• Required work:
Scan the entries for the string "color" and give the number of lines that have it, nothing further.

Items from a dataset
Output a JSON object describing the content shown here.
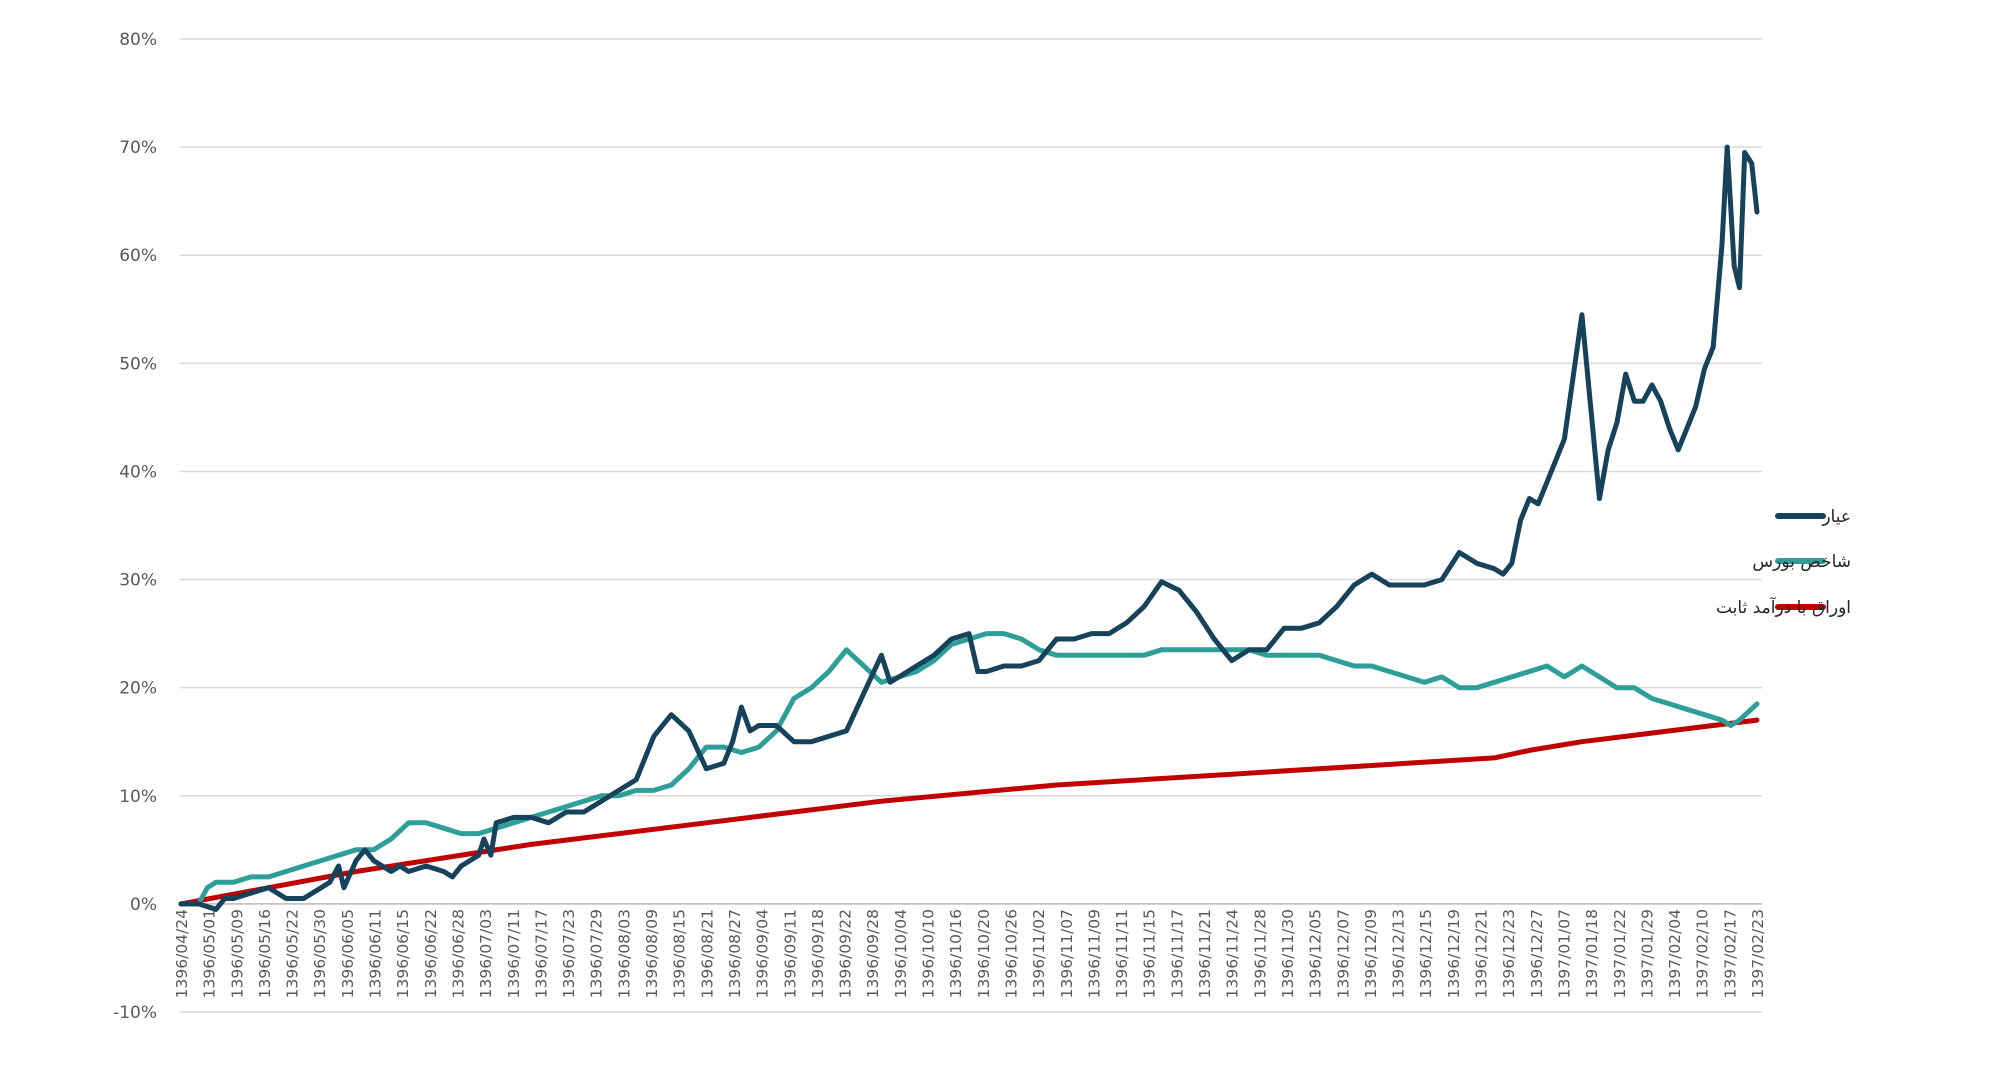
{
  "chart_data": {
    "type": "line",
    "title": "",
    "xlabel": "",
    "ylabel": "",
    "y_unit": "%",
    "ylim": [
      -10,
      80
    ],
    "yticks": [
      -10,
      0,
      10,
      20,
      30,
      40,
      50,
      60,
      70,
      80
    ],
    "ytick_labels": [
      "-10%",
      "0%",
      "10%",
      "20%",
      "30%",
      "40%",
      "50%",
      "60%",
      "70%",
      "80%"
    ],
    "grid": "horizontal",
    "legend_position": "right",
    "x_tick_labels": [
      "1396/04/24",
      "1396/05/01",
      "1396/05/09",
      "1396/05/16",
      "1396/05/22",
      "1396/05/30",
      "1396/06/05",
      "1396/06/11",
      "1396/06/15",
      "1396/06/22",
      "1396/06/28",
      "1396/07/03",
      "1396/07/11",
      "1396/07/17",
      "1396/07/23",
      "1396/07/29",
      "1396/08/03",
      "1396/08/09",
      "1396/08/15",
      "1396/08/21",
      "1396/08/27",
      "1396/09/04",
      "1396/09/11",
      "1396/09/18",
      "1396/09/22",
      "1396/09/28",
      "1396/10/04",
      "1396/10/10",
      "1396/10/16",
      "1396/10/20",
      "1396/10/26",
      "1396/11/02",
      "1396/11/07",
      "1396/11/09",
      "1396/11/11",
      "1396/11/15",
      "1396/11/17",
      "1396/11/21",
      "1396/11/24",
      "1396/11/28",
      "1396/11/30",
      "1396/12/05",
      "1396/12/07",
      "1396/12/09",
      "1396/12/13",
      "1396/12/15",
      "1396/12/19",
      "1396/12/21",
      "1396/12/23",
      "1396/12/27",
      "1397/01/07",
      "1397/01/18",
      "1397/01/22",
      "1397/01/29",
      "1397/02/04",
      "1397/02/10",
      "1397/02/17",
      "1397/02/23"
    ],
    "series": [
      {
        "name": "عیار",
        "color": "#16425B",
        "points": [
          [
            0,
            0.0
          ],
          [
            1,
            0.0
          ],
          [
            2,
            -0.5
          ],
          [
            2.5,
            0.5
          ],
          [
            3,
            0.5
          ],
          [
            4,
            1.0
          ],
          [
            5,
            1.5
          ],
          [
            6,
            0.5
          ],
          [
            7,
            0.5
          ],
          [
            7.5,
            1.0
          ],
          [
            8,
            1.5
          ],
          [
            8.5,
            2.0
          ],
          [
            9,
            3.5
          ],
          [
            9.3,
            1.5
          ],
          [
            10,
            4.0
          ],
          [
            10.5,
            5.0
          ],
          [
            11,
            4.0
          ],
          [
            12,
            3.0
          ],
          [
            12.5,
            3.5
          ],
          [
            13,
            3.0
          ],
          [
            14,
            3.5
          ],
          [
            15,
            3.0
          ],
          [
            15.5,
            2.5
          ],
          [
            16,
            3.5
          ],
          [
            17,
            4.5
          ],
          [
            17.3,
            6.0
          ],
          [
            17.7,
            4.5
          ],
          [
            18,
            7.5
          ],
          [
            19,
            8.0
          ],
          [
            20,
            8.0
          ],
          [
            21,
            7.5
          ],
          [
            22,
            8.5
          ],
          [
            23,
            8.5
          ],
          [
            24,
            9.5
          ],
          [
            25,
            10.5
          ],
          [
            26,
            11.5
          ],
          [
            27,
            15.5
          ],
          [
            28,
            17.5
          ],
          [
            29,
            16.0
          ],
          [
            30,
            12.5
          ],
          [
            31,
            13.0
          ],
          [
            31.5,
            15.0
          ],
          [
            32,
            18.2
          ],
          [
            32.5,
            16.0
          ],
          [
            33,
            16.5
          ],
          [
            34,
            16.5
          ],
          [
            35,
            15.0
          ],
          [
            36,
            15.0
          ],
          [
            37,
            15.5
          ],
          [
            38,
            16.0
          ],
          [
            39,
            19.5
          ],
          [
            40,
            23.0
          ],
          [
            40.5,
            20.5
          ],
          [
            41,
            21.0
          ],
          [
            42,
            22.0
          ],
          [
            43,
            23.0
          ],
          [
            44,
            24.5
          ],
          [
            45,
            25.0
          ],
          [
            45.5,
            21.5
          ],
          [
            46,
            21.5
          ],
          [
            47,
            22.0
          ],
          [
            48,
            22.0
          ],
          [
            49,
            22.5
          ],
          [
            50,
            24.5
          ],
          [
            51,
            24.5
          ],
          [
            52,
            25.0
          ],
          [
            53,
            25.0
          ],
          [
            54,
            26.0
          ],
          [
            55,
            27.5
          ],
          [
            56,
            29.8
          ],
          [
            57,
            29.0
          ],
          [
            58,
            27.0
          ],
          [
            59,
            24.5
          ],
          [
            60,
            22.5
          ],
          [
            61,
            23.5
          ],
          [
            62,
            23.5
          ],
          [
            63,
            25.5
          ],
          [
            64,
            25.5
          ],
          [
            65,
            26.0
          ],
          [
            66,
            27.5
          ],
          [
            67,
            29.5
          ],
          [
            68,
            30.5
          ],
          [
            69,
            29.5
          ],
          [
            70,
            29.5
          ],
          [
            71,
            29.5
          ],
          [
            72,
            30.0
          ],
          [
            73,
            32.5
          ],
          [
            74,
            31.5
          ],
          [
            75,
            31.0
          ],
          [
            75.5,
            30.5
          ],
          [
            76,
            31.5
          ],
          [
            76.5,
            35.5
          ],
          [
            77,
            37.5
          ],
          [
            77.5,
            37.0
          ],
          [
            78,
            39.0
          ],
          [
            79,
            43.0
          ],
          [
            80,
            54.5
          ],
          [
            81,
            37.5
          ],
          [
            81.5,
            42.0
          ],
          [
            82,
            44.5
          ],
          [
            82.5,
            49.0
          ],
          [
            83,
            46.5
          ],
          [
            83.5,
            46.5
          ],
          [
            84,
            48.0
          ],
          [
            84.5,
            46.5
          ],
          [
            85,
            44.0
          ],
          [
            85.5,
            42.0
          ],
          [
            86,
            44.0
          ],
          [
            86.5,
            46.0
          ],
          [
            87,
            49.5
          ],
          [
            87.5,
            51.5
          ],
          [
            88,
            61.0
          ],
          [
            88.3,
            70.0
          ],
          [
            88.7,
            59.0
          ],
          [
            89,
            57.0
          ],
          [
            89.3,
            69.5
          ],
          [
            89.7,
            68.5
          ],
          [
            90,
            64.0
          ]
        ]
      },
      {
        "name": "شاخص بورس",
        "color": "#2E9E98",
        "points": [
          [
            0,
            0.0
          ],
          [
            1,
            0.0
          ],
          [
            1.5,
            1.5
          ],
          [
            2,
            2.0
          ],
          [
            3,
            2.0
          ],
          [
            4,
            2.5
          ],
          [
            5,
            2.5
          ],
          [
            6,
            3.0
          ],
          [
            7,
            3.5
          ],
          [
            8,
            4.0
          ],
          [
            9,
            4.5
          ],
          [
            10,
            5.0
          ],
          [
            11,
            5.0
          ],
          [
            12,
            6.0
          ],
          [
            13,
            7.5
          ],
          [
            14,
            7.5
          ],
          [
            15,
            7.0
          ],
          [
            16,
            6.5
          ],
          [
            17,
            6.5
          ],
          [
            18,
            7.0
          ],
          [
            19,
            7.5
          ],
          [
            20,
            8.0
          ],
          [
            21,
            8.5
          ],
          [
            22,
            9.0
          ],
          [
            23,
            9.5
          ],
          [
            24,
            10.0
          ],
          [
            25,
            10.0
          ],
          [
            26,
            10.5
          ],
          [
            27,
            10.5
          ],
          [
            28,
            11.0
          ],
          [
            29,
            12.5
          ],
          [
            30,
            14.5
          ],
          [
            31,
            14.5
          ],
          [
            32,
            14.0
          ],
          [
            33,
            14.5
          ],
          [
            34,
            16.0
          ],
          [
            35,
            19.0
          ],
          [
            36,
            20.0
          ],
          [
            37,
            21.5
          ],
          [
            38,
            23.5
          ],
          [
            39,
            22.0
          ],
          [
            40,
            20.5
          ],
          [
            41,
            21.0
          ],
          [
            42,
            21.5
          ],
          [
            43,
            22.5
          ],
          [
            44,
            24.0
          ],
          [
            45,
            24.5
          ],
          [
            46,
            25.0
          ],
          [
            47,
            25.0
          ],
          [
            48,
            24.5
          ],
          [
            49,
            23.5
          ],
          [
            50,
            23.0
          ],
          [
            51,
            23.0
          ],
          [
            52,
            23.0
          ],
          [
            53,
            23.0
          ],
          [
            54,
            23.0
          ],
          [
            55,
            23.0
          ],
          [
            56,
            23.5
          ],
          [
            57,
            23.5
          ],
          [
            58,
            23.5
          ],
          [
            59,
            23.5
          ],
          [
            60,
            23.5
          ],
          [
            61,
            23.5
          ],
          [
            62,
            23.0
          ],
          [
            63,
            23.0
          ],
          [
            64,
            23.0
          ],
          [
            65,
            23.0
          ],
          [
            66,
            22.5
          ],
          [
            67,
            22.0
          ],
          [
            68,
            22.0
          ],
          [
            69,
            21.5
          ],
          [
            70,
            21.0
          ],
          [
            71,
            20.5
          ],
          [
            72,
            21.0
          ],
          [
            73,
            20.0
          ],
          [
            74,
            20.0
          ],
          [
            75,
            20.5
          ],
          [
            76,
            21.0
          ],
          [
            77,
            21.5
          ],
          [
            78,
            22.0
          ],
          [
            79,
            21.0
          ],
          [
            80,
            22.0
          ],
          [
            81,
            21.0
          ],
          [
            82,
            20.0
          ],
          [
            83,
            20.0
          ],
          [
            84,
            19.0
          ],
          [
            85,
            18.5
          ],
          [
            86,
            18.0
          ],
          [
            87,
            17.5
          ],
          [
            88,
            17.0
          ],
          [
            88.5,
            16.5
          ],
          [
            89,
            17.0
          ],
          [
            90,
            18.5
          ]
        ]
      },
      {
        "name": "اوراق با درآمد ثابت",
        "color": "#C00000",
        "points": [
          [
            0,
            0.0
          ],
          [
            10,
            3.0
          ],
          [
            20,
            5.5
          ],
          [
            30,
            7.5
          ],
          [
            40,
            9.5
          ],
          [
            50,
            11.0
          ],
          [
            60,
            12.0
          ],
          [
            70,
            13.0
          ],
          [
            75,
            13.5
          ],
          [
            77,
            14.2
          ],
          [
            80,
            15.0
          ],
          [
            85,
            16.0
          ],
          [
            90,
            17.0
          ]
        ]
      }
    ]
  }
}
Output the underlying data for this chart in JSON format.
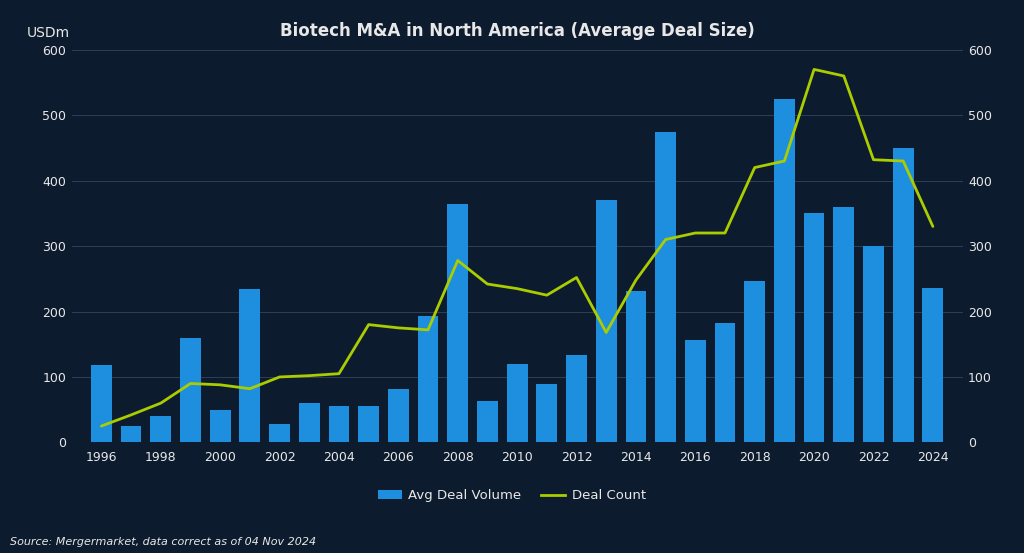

• Task result:
3